REQUIRED TASK: Read the records below. Copy each line where the string "with" occurs.

## Begin RECORD EXTRACTS

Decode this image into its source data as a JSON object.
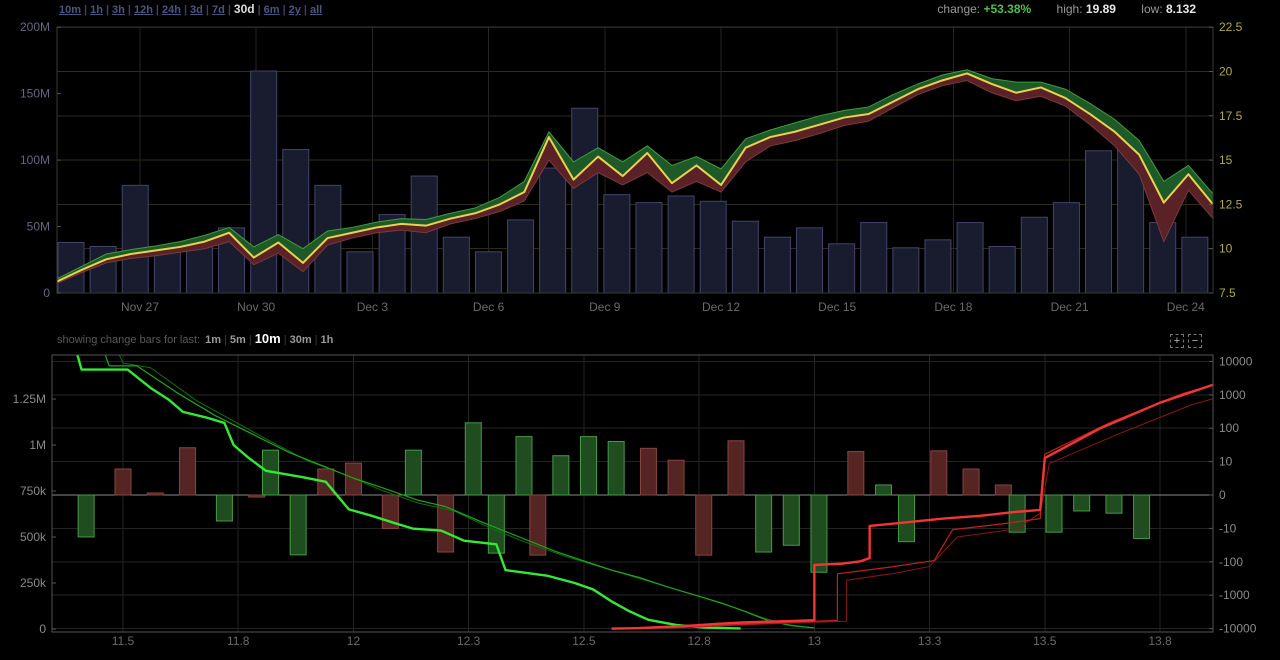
{
  "toolbar": {
    "ranges": [
      "10m",
      "1h",
      "3h",
      "12h",
      "24h",
      "3d",
      "7d",
      "30d",
      "6m",
      "2y",
      "all"
    ],
    "selected_range": "30d",
    "stats": {
      "change_label": "change:",
      "change_value": "+53.38%",
      "high_label": "high:",
      "high_value": "19.89",
      "low_label": "low:",
      "low_value": "8.132"
    }
  },
  "subbar": {
    "label": "showing change bars for last:",
    "options": [
      "1m",
      "5m",
      "10m",
      "30m",
      "1h"
    ],
    "selected": "10m",
    "zoom_in": "+",
    "zoom_out": "−"
  },
  "colors": {
    "background": "#000000",
    "price_line": "#e8d24e",
    "band_green": "#1e5a27",
    "band_green_edge": "#3f9c3f",
    "band_red": "#5a2126",
    "band_red_edge": "#7a3a3a",
    "volume_bar_fill": "#191b2f",
    "volume_bar_stroke": "#414569",
    "link": "#4d5480",
    "change_green": "#4ec04e",
    "axis_left_top": "#65657f",
    "axis_right_top": "#b2aa47",
    "axis_gray": "#8a8a8a",
    "date_label": "#6a6a6a",
    "grid_vertical": "#242424",
    "grid_horizontal_top": "#2e2d1a",
    "grid_bottom": "#232323",
    "zero_line": "#8a8a8a",
    "border_top_chart": "#383838",
    "border_bottom_chart": "#555555",
    "depth_bid": "#35e835",
    "depth_bid_thin": "#1fa51f",
    "depth_bid_thin2": "#0f7010",
    "depth_ask": "#f23535",
    "depth_ask_thin": "#c22020",
    "depth_ask_thin2": "#8a1616",
    "bar_bid_fill": "#1f4d20",
    "bar_bid_stroke": "#459a45",
    "bar_ask_fill": "#542522",
    "bar_ask_stroke": "#8a4440"
  },
  "chart_data": [
    {
      "type": "line",
      "title": "price with high-low band and daily volume bars",
      "x_tick_labels": [
        "Nov 27",
        "Nov 30",
        "Dec 3",
        "Dec 6",
        "Dec 9",
        "Dec 12",
        "Dec 15",
        "Dec 18",
        "Dec 21",
        "Dec 24"
      ],
      "left_axis": {
        "title": "volume",
        "tick_labels": [
          "0",
          "50M",
          "100M",
          "150M",
          "200M"
        ],
        "range": [
          0,
          200000000
        ]
      },
      "right_axis": {
        "title": "price",
        "tick_labels": [
          "7.5",
          "10",
          "12.5",
          "15",
          "17.5",
          "20",
          "22.5"
        ],
        "range": [
          7.5,
          22.5
        ]
      },
      "legend_position": "none",
      "grid": true,
      "stats": {
        "change_pct": 53.38,
        "high": 19.89,
        "low": 8.132
      },
      "volume_bars_millions": [
        38,
        35,
        81,
        34,
        36,
        49,
        167,
        108,
        81,
        31,
        59,
        88,
        42,
        31,
        55,
        94,
        139,
        74,
        68,
        73,
        69,
        54,
        42,
        49,
        37,
        53,
        34,
        40,
        53,
        35,
        57,
        68,
        107,
        109,
        53,
        42
      ],
      "price_line": [
        8.15,
        8.8,
        9.4,
        9.7,
        9.9,
        10.1,
        10.4,
        10.9,
        9.5,
        10.35,
        9.2,
        10.6,
        10.9,
        11.2,
        11.4,
        11.3,
        11.7,
        12.0,
        12.5,
        13.2,
        16.3,
        13.9,
        15.2,
        14.1,
        15.4,
        13.7,
        14.7,
        13.6,
        15.7,
        16.3,
        16.6,
        17.0,
        17.4,
        17.6,
        18.3,
        19.0,
        19.5,
        19.89,
        19.3,
        18.8,
        19.1,
        18.5,
        17.6,
        16.6,
        15.3,
        12.6,
        14.2,
        12.5
      ],
      "band_high": [
        8.3,
        9.0,
        9.7,
        9.95,
        10.15,
        10.4,
        10.75,
        11.2,
        10.1,
        10.8,
        10.0,
        11.0,
        11.2,
        11.5,
        11.7,
        11.65,
        12.0,
        12.3,
        12.9,
        13.8,
        16.6,
        14.9,
        15.7,
        14.9,
        15.8,
        14.7,
        15.2,
        14.5,
        16.2,
        16.7,
        17.1,
        17.5,
        17.8,
        18.0,
        18.7,
        19.3,
        19.8,
        20.1,
        19.6,
        19.4,
        19.4,
        19.0,
        18.2,
        17.3,
        16.1,
        13.8,
        14.7,
        13.1
      ],
      "band_low": [
        8.05,
        8.65,
        9.2,
        9.45,
        9.6,
        9.8,
        10.0,
        10.4,
        9.1,
        9.75,
        8.7,
        10.2,
        10.6,
        10.9,
        11.05,
        10.9,
        11.4,
        11.7,
        12.1,
        12.7,
        15.0,
        13.4,
        14.3,
        13.6,
        14.3,
        13.2,
        13.8,
        13.2,
        14.9,
        15.8,
        16.1,
        16.5,
        16.95,
        17.2,
        17.95,
        18.7,
        19.2,
        19.49,
        18.8,
        18.35,
        18.6,
        18.05,
        17.0,
        15.8,
        14.2,
        10.4,
        13.3,
        11.7
      ]
    },
    {
      "type": "bar",
      "title": "order book depth lines with bid/ask change bars",
      "x_tick_labels": [
        "11.5",
        "11.8",
        "12",
        "12.3",
        "12.5",
        "12.8",
        "13",
        "13.3",
        "13.5",
        "13.8"
      ],
      "x_tick_values": [
        11.5,
        11.75,
        12.0,
        12.25,
        12.5,
        12.75,
        13.0,
        13.25,
        13.5,
        13.75
      ],
      "x_range": [
        11.33,
        13.86
      ],
      "left_axis": {
        "title": "cumulative depth",
        "tick_labels": [
          "0",
          "250k",
          "500k",
          "750k",
          "1M",
          "1.25M"
        ],
        "range": [
          0,
          1500000
        ]
      },
      "right_axis": {
        "title": "change",
        "scale": "symlog",
        "tick_labels": [
          "10000",
          "1000",
          "100",
          "10",
          "0",
          "-10",
          "-100",
          "-1000",
          "-10000"
        ],
        "tick_values": [
          10000,
          1000,
          100,
          10,
          0,
          -10,
          -100,
          -1000,
          -10000
        ]
      },
      "grid": true,
      "change_bars": [
        {
          "price": 11.42,
          "value": -18,
          "side": "bid"
        },
        {
          "price": 11.5,
          "value": 6,
          "side": "ask"
        },
        {
          "price": 11.57,
          "value": 1,
          "side": "ask"
        },
        {
          "price": 11.64,
          "value": 26,
          "side": "ask"
        },
        {
          "price": 11.72,
          "value": -6,
          "side": "bid"
        },
        {
          "price": 11.79,
          "value": -1,
          "side": "ask"
        },
        {
          "price": 11.82,
          "value": 22,
          "side": "bid"
        },
        {
          "price": 11.88,
          "value": -62,
          "side": "bid"
        },
        {
          "price": 11.94,
          "value": 6,
          "side": "ask"
        },
        {
          "price": 12.0,
          "value": 9,
          "side": "ask"
        },
        {
          "price": 12.08,
          "value": -10,
          "side": "ask"
        },
        {
          "price": 12.13,
          "value": 22,
          "side": "bid"
        },
        {
          "price": 12.2,
          "value": -51,
          "side": "ask"
        },
        {
          "price": 12.26,
          "value": 145,
          "side": "bid"
        },
        {
          "price": 12.31,
          "value": -55,
          "side": "bid"
        },
        {
          "price": 12.37,
          "value": 56,
          "side": "bid"
        },
        {
          "price": 12.4,
          "value": -63,
          "side": "ask"
        },
        {
          "price": 12.45,
          "value": 15,
          "side": "bid"
        },
        {
          "price": 12.51,
          "value": 56,
          "side": "bid"
        },
        {
          "price": 12.57,
          "value": 40,
          "side": "bid"
        },
        {
          "price": 12.64,
          "value": 25,
          "side": "ask"
        },
        {
          "price": 12.7,
          "value": 11,
          "side": "ask"
        },
        {
          "price": 12.76,
          "value": -63,
          "side": "ask"
        },
        {
          "price": 12.83,
          "value": 42,
          "side": "ask"
        },
        {
          "price": 12.89,
          "value": -51,
          "side": "bid"
        },
        {
          "price": 12.95,
          "value": -32,
          "side": "bid"
        },
        {
          "price": 13.01,
          "value": -205,
          "side": "bid"
        },
        {
          "price": 13.09,
          "value": 20,
          "side": "ask"
        },
        {
          "price": 13.15,
          "value": 2,
          "side": "bid"
        },
        {
          "price": 13.2,
          "value": -25,
          "side": "bid"
        },
        {
          "price": 13.27,
          "value": 21,
          "side": "ask"
        },
        {
          "price": 13.34,
          "value": 6,
          "side": "ask"
        },
        {
          "price": 13.41,
          "value": 2,
          "side": "ask"
        },
        {
          "price": 13.44,
          "value": -13,
          "side": "bid"
        },
        {
          "price": 13.52,
          "value": -13,
          "side": "bid"
        },
        {
          "price": 13.58,
          "value": -3,
          "side": "bid"
        },
        {
          "price": 13.65,
          "value": -3.5,
          "side": "bid"
        },
        {
          "price": 13.71,
          "value": -20,
          "side": "bid"
        }
      ],
      "depth_lines": {
        "bid_main_k": [
          [
            11.4,
            1500
          ],
          [
            11.41,
            1410
          ],
          [
            11.51,
            1410
          ],
          [
            11.56,
            1310
          ],
          [
            11.6,
            1245
          ],
          [
            11.63,
            1180
          ],
          [
            11.68,
            1150
          ],
          [
            11.72,
            1120
          ],
          [
            11.74,
            1000
          ],
          [
            11.77,
            935
          ],
          [
            11.81,
            860
          ],
          [
            11.89,
            825
          ],
          [
            11.94,
            800
          ],
          [
            11.99,
            650
          ],
          [
            12.04,
            615
          ],
          [
            12.09,
            575
          ],
          [
            12.13,
            545
          ],
          [
            12.19,
            535
          ],
          [
            12.24,
            480
          ],
          [
            12.31,
            460
          ],
          [
            12.33,
            320
          ],
          [
            12.42,
            290
          ],
          [
            12.48,
            250
          ],
          [
            12.52,
            215
          ],
          [
            12.56,
            150
          ],
          [
            12.6,
            95
          ],
          [
            12.64,
            50
          ],
          [
            12.7,
            22
          ],
          [
            12.76,
            8
          ],
          [
            12.84,
            3
          ]
        ],
        "bid_snapshot1_k": [
          [
            11.46,
            1500
          ],
          [
            11.47,
            1430
          ],
          [
            11.53,
            1430
          ],
          [
            11.62,
            1280
          ],
          [
            11.7,
            1160
          ],
          [
            11.78,
            1060
          ],
          [
            11.86,
            960
          ],
          [
            11.94,
            880
          ],
          [
            12.0,
            820
          ],
          [
            12.06,
            770
          ],
          [
            12.14,
            700
          ],
          [
            12.2,
            665
          ],
          [
            12.28,
            580
          ],
          [
            12.36,
            500
          ],
          [
            12.44,
            420
          ],
          [
            12.5,
            370
          ],
          [
            12.56,
            320
          ],
          [
            12.62,
            280
          ],
          [
            12.68,
            230
          ],
          [
            12.74,
            185
          ],
          [
            12.8,
            140
          ],
          [
            12.85,
            95
          ],
          [
            12.9,
            45
          ],
          [
            12.95,
            18
          ],
          [
            13.0,
            6
          ]
        ],
        "bid_snapshot2_k": [
          [
            11.49,
            1500
          ],
          [
            11.5,
            1445
          ],
          [
            11.56,
            1420
          ],
          [
            11.66,
            1240
          ],
          [
            11.74,
            1130
          ],
          [
            11.82,
            1020
          ],
          [
            11.9,
            915
          ],
          [
            11.98,
            840
          ],
          [
            12.06,
            755
          ],
          [
            12.14,
            685
          ],
          [
            12.22,
            640
          ],
          [
            12.3,
            545
          ],
          [
            12.38,
            465
          ],
          [
            12.46,
            395
          ],
          [
            12.54,
            335
          ],
          [
            12.6,
            290
          ],
          [
            12.66,
            245
          ],
          [
            12.72,
            200
          ],
          [
            12.78,
            155
          ],
          [
            12.84,
            105
          ],
          [
            12.89,
            60
          ],
          [
            12.94,
            25
          ],
          [
            12.99,
            8
          ]
        ],
        "ask_main_k": [
          [
            12.56,
            2
          ],
          [
            12.62,
            5
          ],
          [
            12.68,
            12
          ],
          [
            12.73,
            18
          ],
          [
            12.79,
            28
          ],
          [
            12.85,
            36
          ],
          [
            12.9,
            40
          ],
          [
            12.97,
            45
          ],
          [
            13.0,
            48
          ],
          [
            13.0,
            348
          ],
          [
            13.06,
            355
          ],
          [
            13.1,
            368
          ],
          [
            13.12,
            385
          ],
          [
            13.12,
            560
          ],
          [
            13.2,
            580
          ],
          [
            13.28,
            600
          ],
          [
            13.36,
            615
          ],
          [
            13.43,
            635
          ],
          [
            13.49,
            647
          ],
          [
            13.5,
            929
          ],
          [
            13.62,
            1090
          ],
          [
            13.75,
            1230
          ],
          [
            13.88,
            1340
          ],
          [
            14.02,
            1430
          ],
          [
            14.09,
            1450
          ]
        ],
        "ask_snapshot1_k": [
          [
            12.6,
            1
          ],
          [
            12.7,
            7
          ],
          [
            12.8,
            20
          ],
          [
            12.9,
            32
          ],
          [
            13.0,
            42
          ],
          [
            13.05,
            46
          ],
          [
            13.05,
            300
          ],
          [
            13.16,
            335
          ],
          [
            13.26,
            372
          ],
          [
            13.3,
            540
          ],
          [
            13.41,
            572
          ],
          [
            13.49,
            600
          ],
          [
            13.5,
            950
          ],
          [
            13.64,
            1120
          ],
          [
            13.8,
            1280
          ],
          [
            14.0,
            1420
          ],
          [
            14.09,
            1460
          ]
        ],
        "ask_snapshot2_k": [
          [
            12.58,
            1
          ],
          [
            12.74,
            10
          ],
          [
            12.88,
            26
          ],
          [
            13.02,
            38
          ],
          [
            13.07,
            42
          ],
          [
            13.07,
            265
          ],
          [
            13.18,
            305
          ],
          [
            13.25,
            340
          ],
          [
            13.31,
            500
          ],
          [
            13.44,
            545
          ],
          [
            13.49,
            630
          ],
          [
            13.51,
            900
          ],
          [
            13.66,
            1060
          ],
          [
            13.82,
            1220
          ],
          [
            14.02,
            1360
          ],
          [
            14.09,
            1400
          ]
        ]
      }
    }
  ]
}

## End RECORD EXTRACTS

SOLUTION TO THE EXERCISE:
      "title": "price with high-low band and daily volume bars",
      "title": "order book depth lines with bid/ask change bars",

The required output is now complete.